Dataset rows about figures
● ● ● ●

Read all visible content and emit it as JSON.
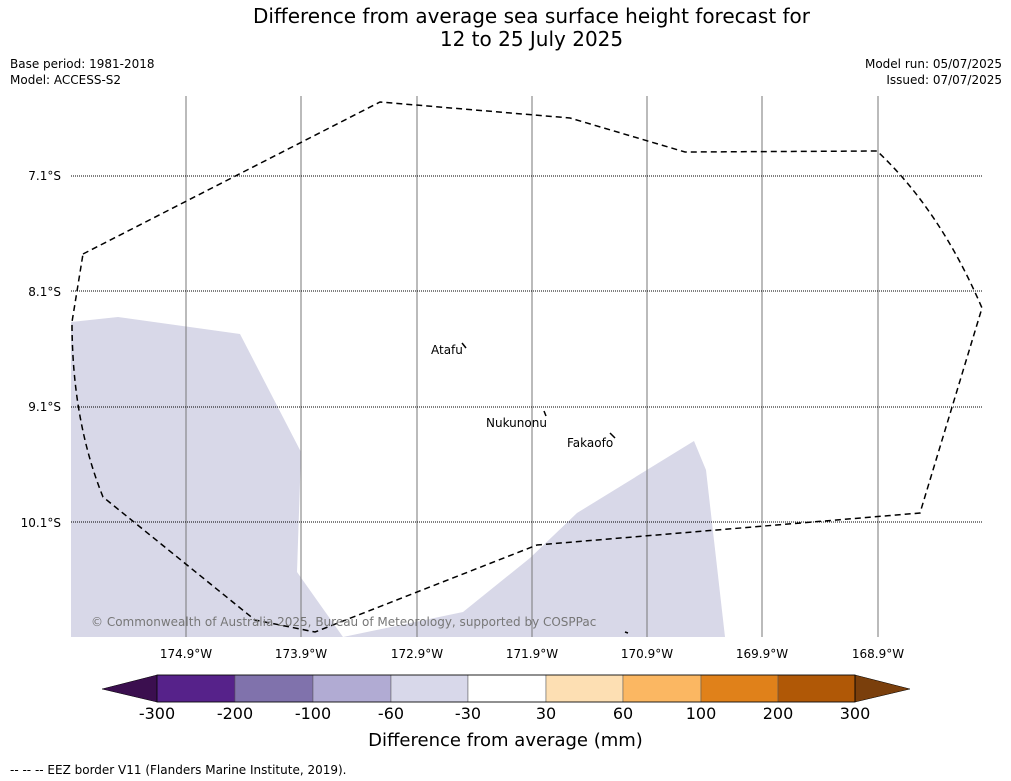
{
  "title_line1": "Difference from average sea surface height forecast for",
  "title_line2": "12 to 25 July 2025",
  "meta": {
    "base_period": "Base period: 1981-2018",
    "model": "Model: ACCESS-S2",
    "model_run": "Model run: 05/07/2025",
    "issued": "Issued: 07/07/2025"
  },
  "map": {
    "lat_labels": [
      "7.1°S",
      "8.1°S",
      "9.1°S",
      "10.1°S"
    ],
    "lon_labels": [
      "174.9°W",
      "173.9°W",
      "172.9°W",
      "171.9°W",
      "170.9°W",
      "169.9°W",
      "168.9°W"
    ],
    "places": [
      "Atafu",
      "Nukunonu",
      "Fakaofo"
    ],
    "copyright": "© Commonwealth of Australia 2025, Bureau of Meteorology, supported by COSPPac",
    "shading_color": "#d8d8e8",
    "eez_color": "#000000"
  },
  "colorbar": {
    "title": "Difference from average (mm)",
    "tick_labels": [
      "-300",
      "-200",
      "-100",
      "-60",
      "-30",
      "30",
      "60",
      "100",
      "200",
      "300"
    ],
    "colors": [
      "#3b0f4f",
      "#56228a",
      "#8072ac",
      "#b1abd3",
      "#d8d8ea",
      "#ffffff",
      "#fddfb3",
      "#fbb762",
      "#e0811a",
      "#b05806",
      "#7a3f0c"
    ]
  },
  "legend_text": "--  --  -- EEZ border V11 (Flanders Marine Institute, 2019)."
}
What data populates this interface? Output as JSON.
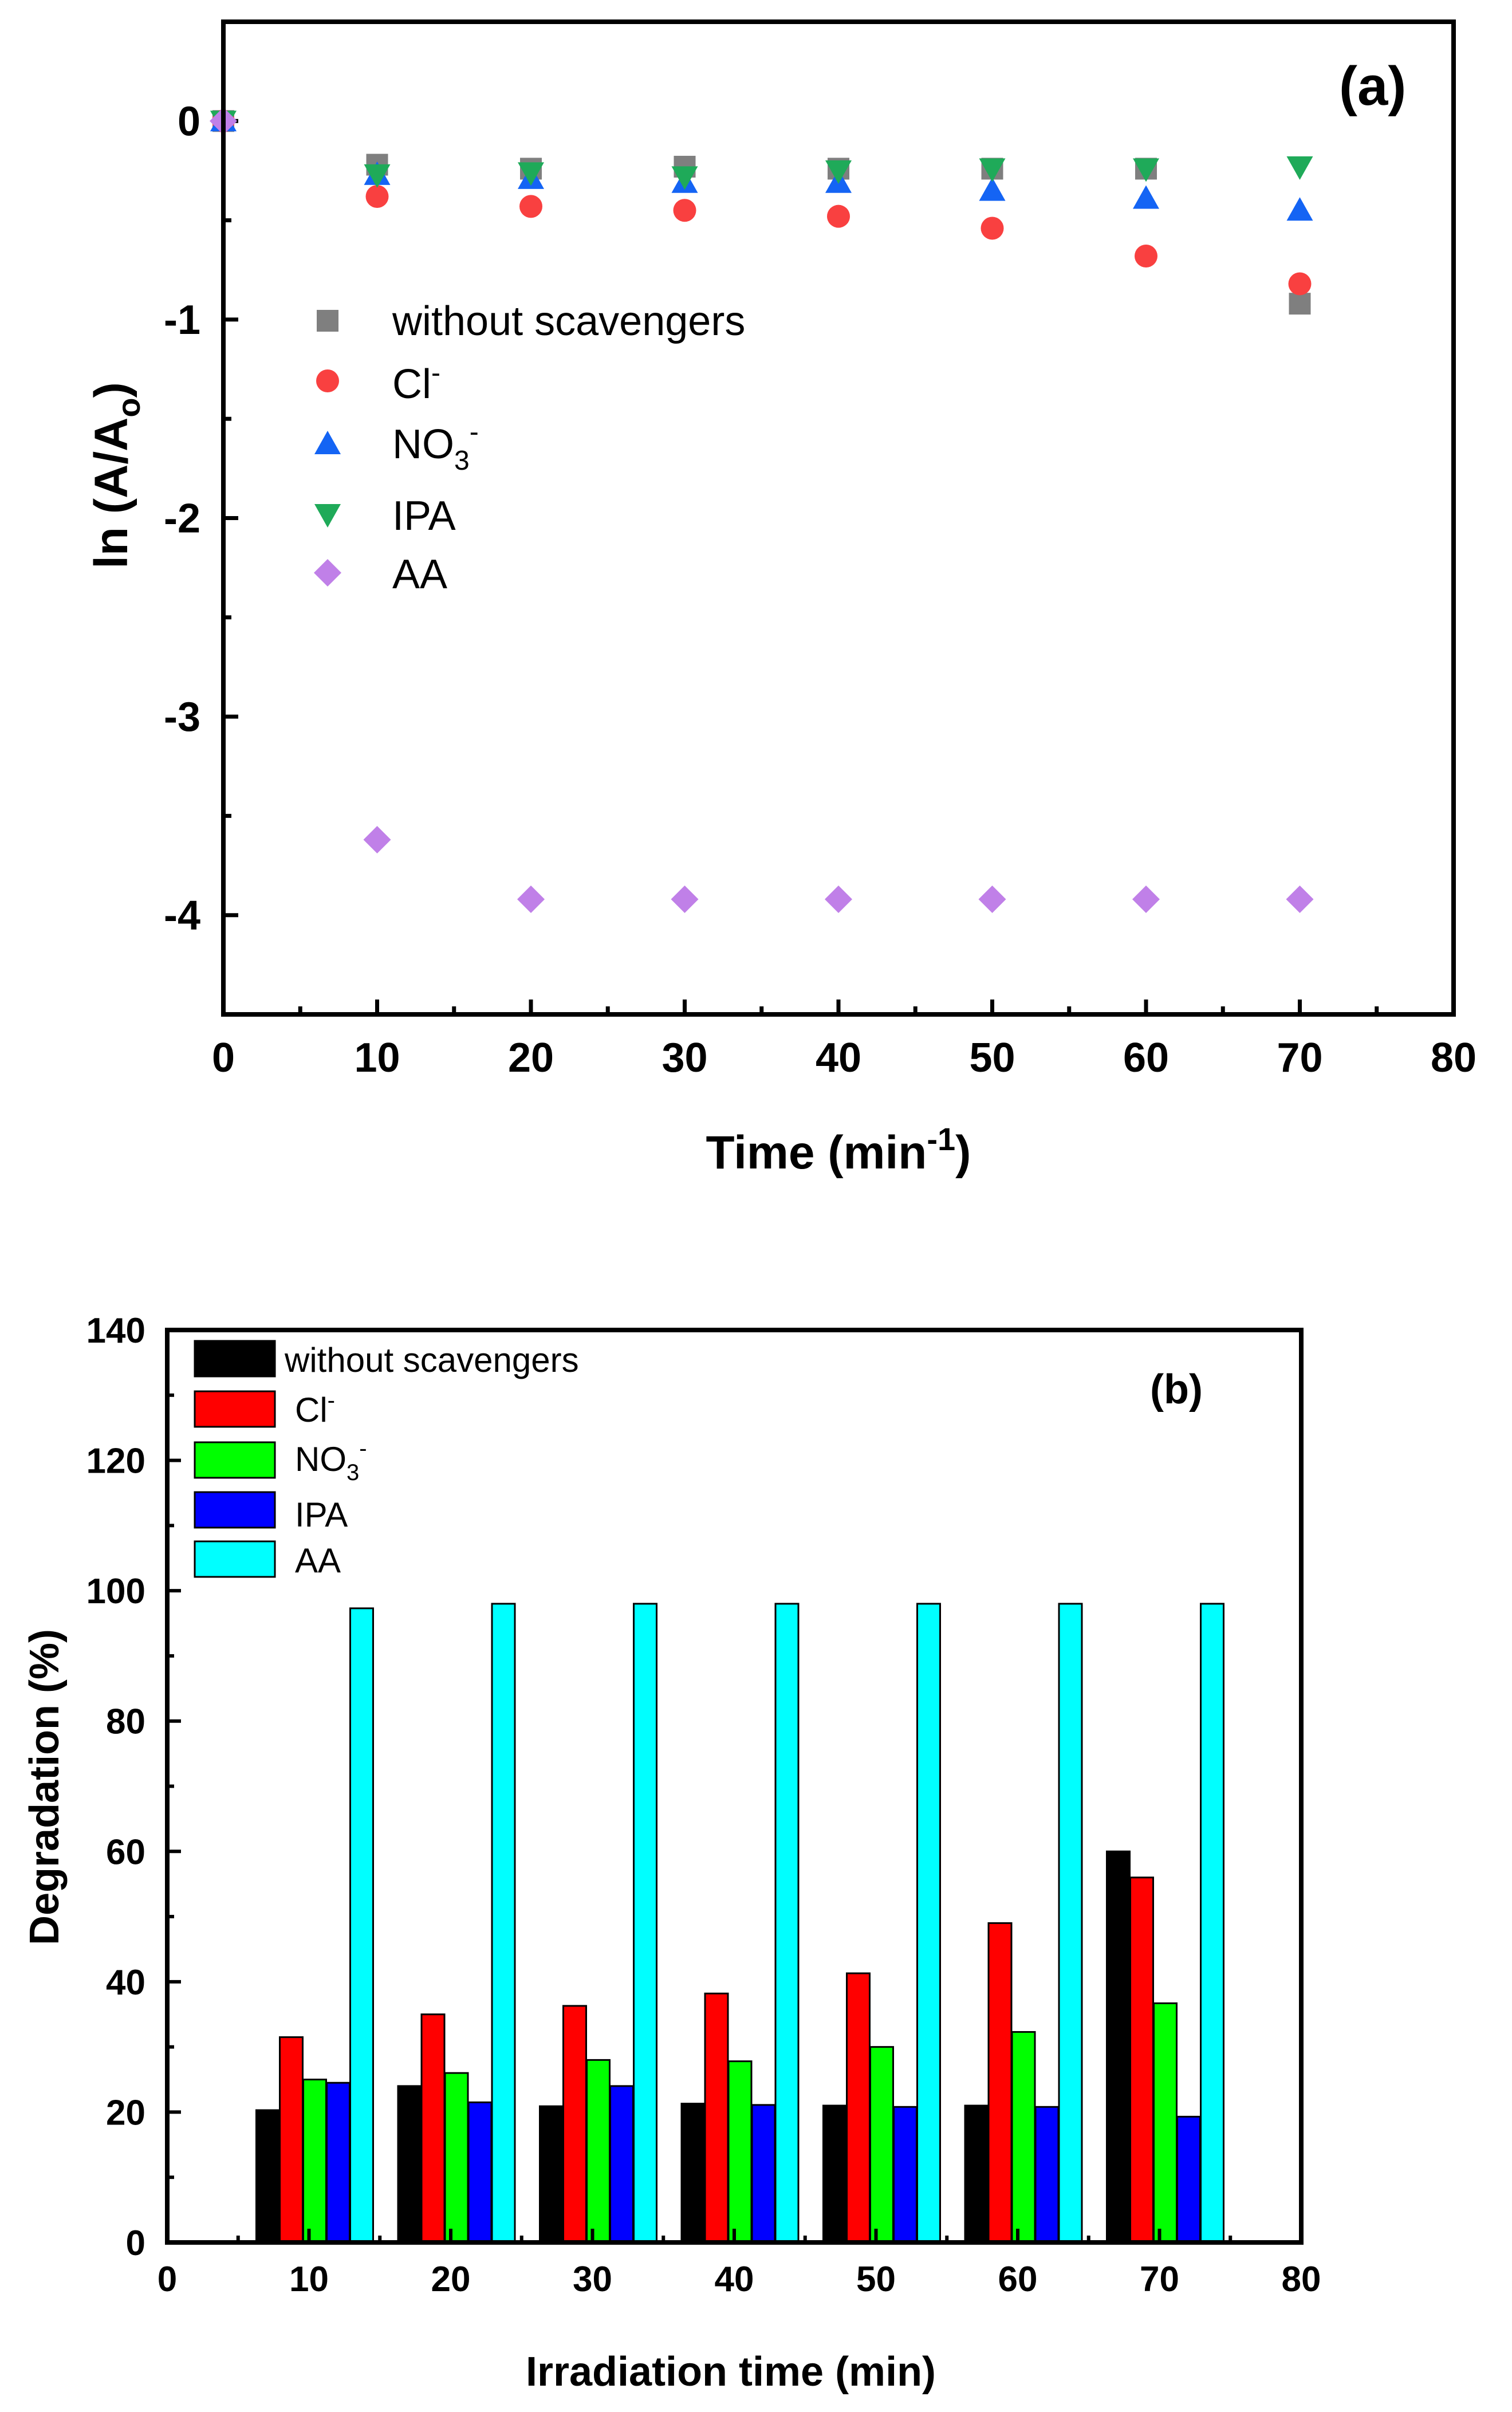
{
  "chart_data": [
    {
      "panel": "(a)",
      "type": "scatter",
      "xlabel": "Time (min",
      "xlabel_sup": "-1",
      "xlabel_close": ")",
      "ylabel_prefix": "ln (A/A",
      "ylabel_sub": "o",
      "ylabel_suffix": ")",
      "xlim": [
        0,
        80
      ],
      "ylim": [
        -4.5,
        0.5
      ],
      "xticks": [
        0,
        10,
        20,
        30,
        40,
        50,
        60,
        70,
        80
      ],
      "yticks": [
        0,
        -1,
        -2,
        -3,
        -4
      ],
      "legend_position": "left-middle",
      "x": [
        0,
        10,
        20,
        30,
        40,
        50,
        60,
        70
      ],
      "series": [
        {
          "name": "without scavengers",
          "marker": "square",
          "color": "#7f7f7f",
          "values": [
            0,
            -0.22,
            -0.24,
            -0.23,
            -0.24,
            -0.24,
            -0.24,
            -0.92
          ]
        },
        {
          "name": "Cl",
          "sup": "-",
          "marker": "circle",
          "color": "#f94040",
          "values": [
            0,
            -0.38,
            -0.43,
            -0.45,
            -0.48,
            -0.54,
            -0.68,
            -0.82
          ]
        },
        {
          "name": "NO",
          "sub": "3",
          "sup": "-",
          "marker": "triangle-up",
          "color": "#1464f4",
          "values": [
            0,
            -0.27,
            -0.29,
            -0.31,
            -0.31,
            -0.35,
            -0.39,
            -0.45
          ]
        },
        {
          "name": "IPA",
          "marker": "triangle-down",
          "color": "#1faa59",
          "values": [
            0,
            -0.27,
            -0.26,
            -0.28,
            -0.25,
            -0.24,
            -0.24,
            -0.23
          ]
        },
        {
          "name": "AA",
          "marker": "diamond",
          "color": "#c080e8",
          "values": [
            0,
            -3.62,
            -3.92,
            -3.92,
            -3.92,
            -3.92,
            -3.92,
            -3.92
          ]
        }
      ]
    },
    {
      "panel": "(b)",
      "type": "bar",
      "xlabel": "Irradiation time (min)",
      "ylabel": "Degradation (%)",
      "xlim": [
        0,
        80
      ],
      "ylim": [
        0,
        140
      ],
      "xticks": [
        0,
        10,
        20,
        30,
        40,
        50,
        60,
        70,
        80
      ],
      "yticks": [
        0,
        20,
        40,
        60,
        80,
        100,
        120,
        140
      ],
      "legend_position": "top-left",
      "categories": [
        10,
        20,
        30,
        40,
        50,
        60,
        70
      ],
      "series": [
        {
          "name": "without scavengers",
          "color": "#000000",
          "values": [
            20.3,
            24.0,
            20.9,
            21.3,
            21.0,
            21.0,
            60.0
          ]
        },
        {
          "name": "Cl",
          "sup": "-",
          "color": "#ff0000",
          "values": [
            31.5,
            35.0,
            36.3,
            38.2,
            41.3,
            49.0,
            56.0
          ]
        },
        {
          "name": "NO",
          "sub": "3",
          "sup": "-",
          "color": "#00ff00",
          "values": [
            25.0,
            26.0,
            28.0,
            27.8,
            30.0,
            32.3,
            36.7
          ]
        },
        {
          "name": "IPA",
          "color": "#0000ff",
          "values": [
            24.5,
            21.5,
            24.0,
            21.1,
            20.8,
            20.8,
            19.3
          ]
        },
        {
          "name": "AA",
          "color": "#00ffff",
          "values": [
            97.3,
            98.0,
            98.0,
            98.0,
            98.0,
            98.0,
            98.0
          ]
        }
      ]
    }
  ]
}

● ● ● ●

How many lines in these entries hold the string "JSON"? Answer with the number alone.

:: Solution ::
2